_LISTED RECORDS_:
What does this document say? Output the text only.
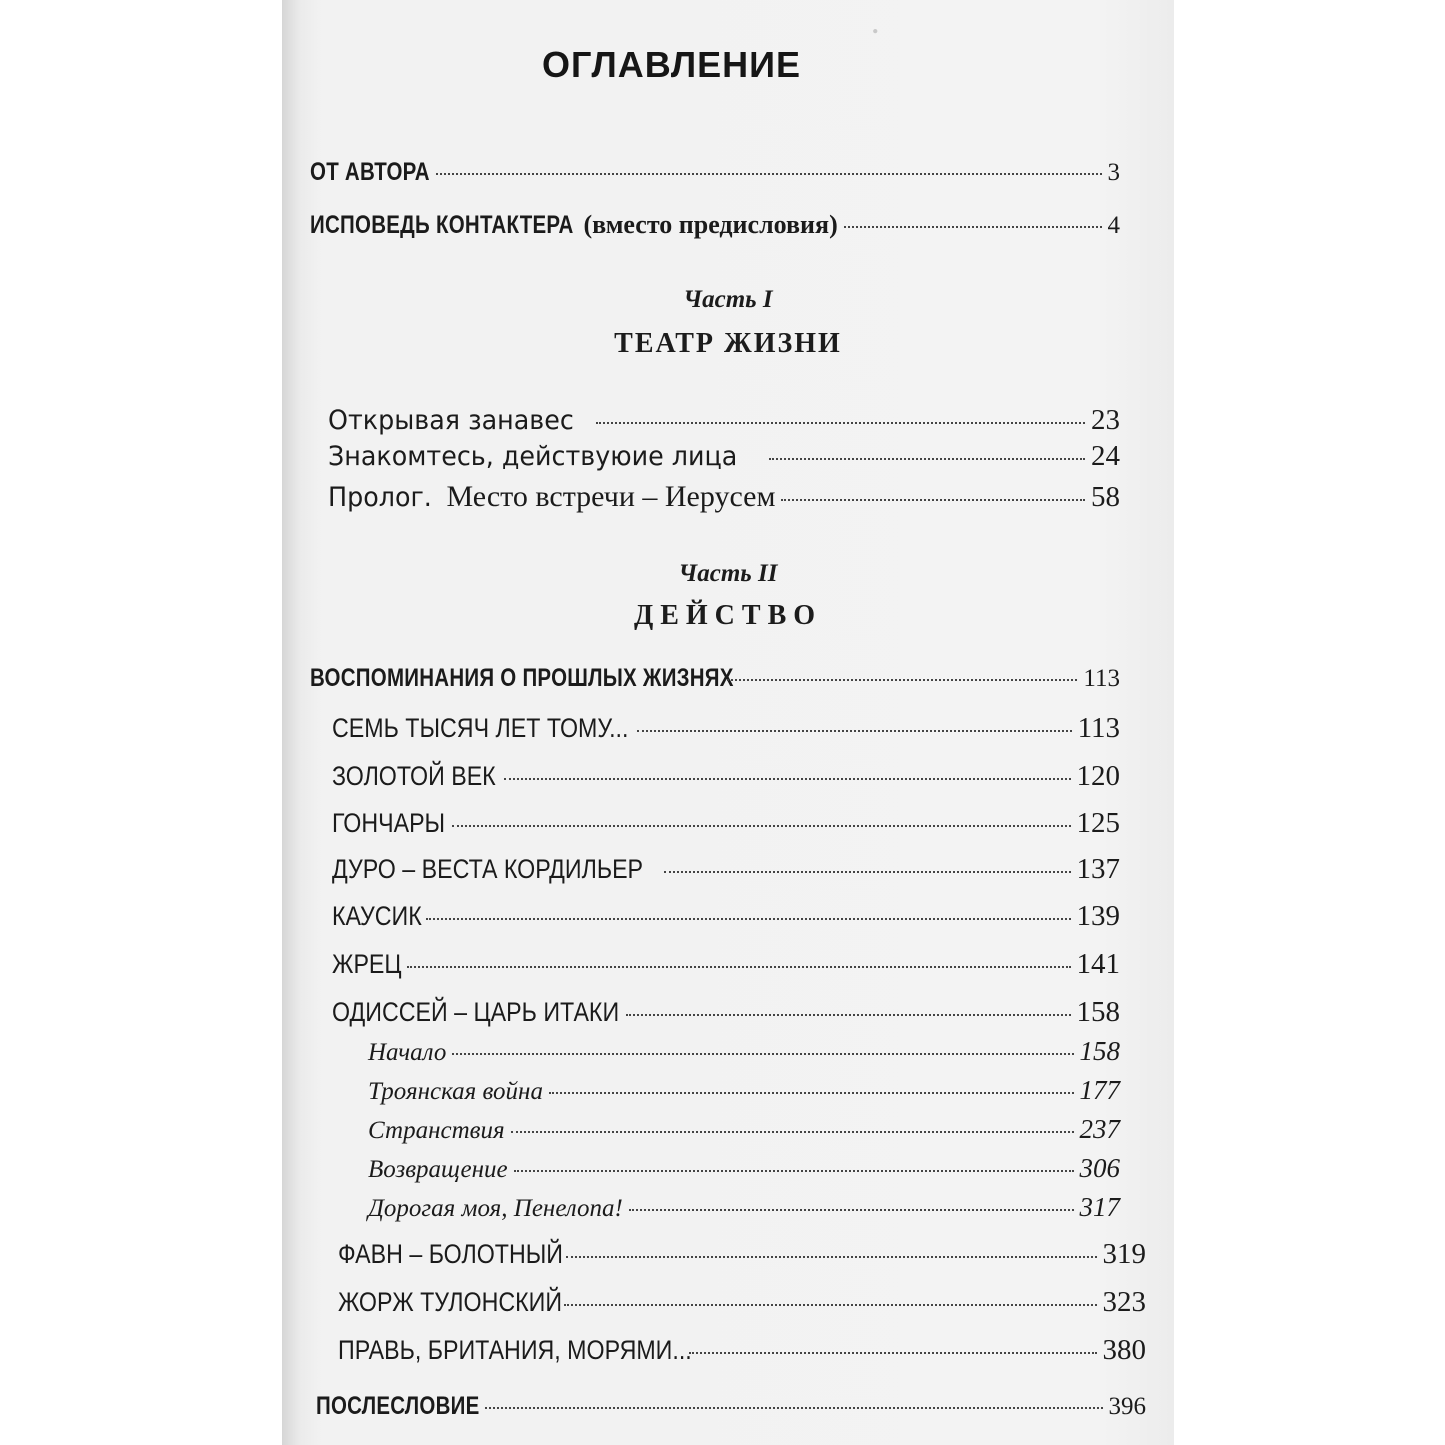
.
ОГЛАВЛЕНИЕ
ОТ АВТОРА	3
ИСПОВЕДЬ КОНТАКТЕРА (вместо предисловия)	4
Часть I
ТЕАТР ЖИЗНИ
Открывая занавес	23
Знакомтесь, действуюие лица	24
Пролог. Место встречи – Иерусем	58
Часть II
ДЕЙСТВО
ВОСПОМИНАНИЯ О ПРОШЛЫХ ЖИЗНЯХ	113
СЕМЬ ТЫСЯЧ ЛЕТ ТОМУ...	113
ЗОЛОТОЙ ВЕК	120
ГОНЧАРЫ	125
ДУРО – ВЕСТА КОРДИЛЬЕР	137
КАУСИК	139
ЖРЕЦ	141
ОДИССЕЙ – ЦАРЬ ИТАКИ	158
Начало	158
Троянская война	177
Странствия	237
Возвращение	306
Дорогая моя, Пенелопа!	317
ФАВН – БОЛОТНЫЙ	319
ЖОРЖ ТУЛОНСКИЙ	323
ПРАВЬ, БРИТАНИЯ, МОРЯМИ...	380
ПОСЛЕСЛОВИЕ	396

_EXERCISE_:
Pictures don't belong in the copy. Transcribe every record exactly as it appears.

_COMPLETE RESPONSE_:
What does this document say? Output the text only.
.
ОГЛАВЛЕНИЕ
ОТ АВТОРА	3
ИСПОВЕДЬ КОНТАКТЕРА (вместо предисловия)	4
Часть I
ТЕАТР ЖИЗНИ
Открывая занавес	23
Знакомтесь, действуюие лица	24
Пролог. Место встречи – Иерусем	58
Часть II
ДЕЙСТВО
ВОСПОМИНАНИЯ О ПРОШЛЫХ ЖИЗНЯХ	113
СЕМЬ ТЫСЯЧ ЛЕТ ТОМУ...	113
ЗОЛОТОЙ ВЕК	120
ГОНЧАРЫ	125
ДУРО – ВЕСТА КОРДИЛЬЕР	137
КАУСИК	139
ЖРЕЦ	141
ОДИССЕЙ – ЦАРЬ ИТАКИ	158
Начало	158
Троянская война	177
Странствия	237
Возвращение	306
Дорогая моя, Пенелопа!	317
ФАВН – БОЛОТНЫЙ	319
ЖОРЖ ТУЛОНСКИЙ	323
ПРАВЬ, БРИТАНИЯ, МОРЯМИ...	380
ПОСЛЕСЛОВИЕ	396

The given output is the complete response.